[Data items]
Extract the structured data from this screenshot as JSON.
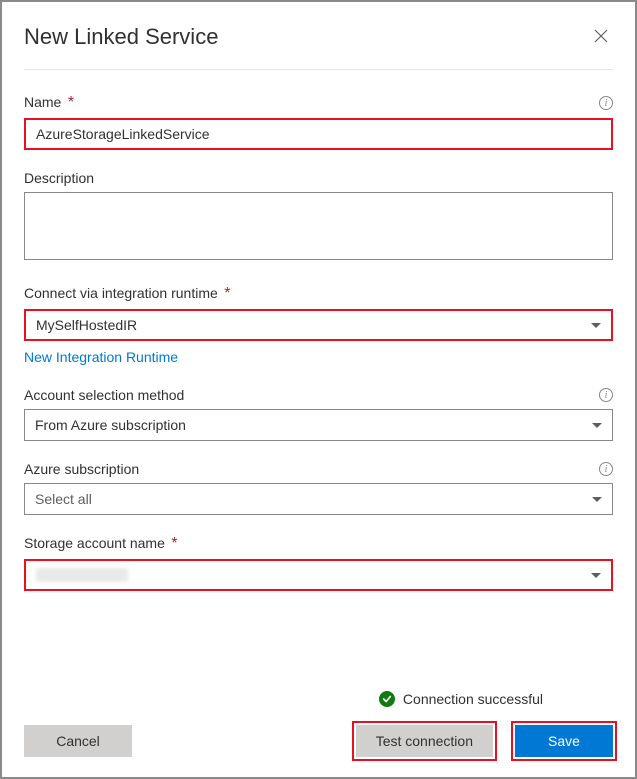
{
  "header": {
    "title": "New Linked Service"
  },
  "fields": {
    "name": {
      "label": "Name",
      "value": "AzureStorageLinkedService"
    },
    "description": {
      "label": "Description",
      "value": ""
    },
    "runtime": {
      "label": "Connect via integration runtime",
      "value": "MySelfHostedIR",
      "link": "New Integration Runtime"
    },
    "accountMethod": {
      "label": "Account selection method",
      "value": "From Azure subscription"
    },
    "subscription": {
      "label": "Azure subscription",
      "value": "Select all"
    },
    "storageAccount": {
      "label": "Storage account name"
    }
  },
  "status": {
    "text": "Connection successful"
  },
  "buttons": {
    "cancel": "Cancel",
    "test": "Test connection",
    "save": "Save"
  }
}
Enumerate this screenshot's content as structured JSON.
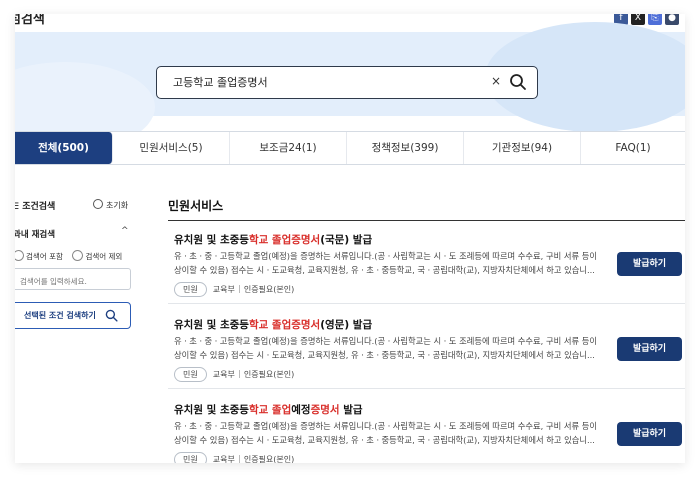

→ **TASK REQUIREMENTS**
Repeat the data exactly, without the pictures.

→ **PROBLEM SOLUTION**
Extract the structured data from this screenshot as JSON.
{
  "header": {
    "title": "New Linked Service"
  },
  "fields": {
    "name": {
      "label": "Name",
      "value": "AzureStorageLinkedService"
    },
    "description": {
      "label": "Description",
      "value": ""
    },
    "runtime": {
      "label": "Connect via integration runtime",
      "value": "MySelfHostedIR",
      "link": "New Integration Runtime"
    },
    "accountMethod": {
      "label": "Account selection method",
      "value": "From Azure subscription"
    },
    "subscription": {
      "label": "Azure subscription",
      "value": "Select all"
    },
    "storageAccount": {
      "label": "Storage account name"
    }
  },
  "status": {
    "text": "Connection successful"
  },
  "buttons": {
    "cancel": "Cancel",
    "test": "Test connection",
    "save": "Save"
  }
}
Enumerate this screenshot's content as structured JSON.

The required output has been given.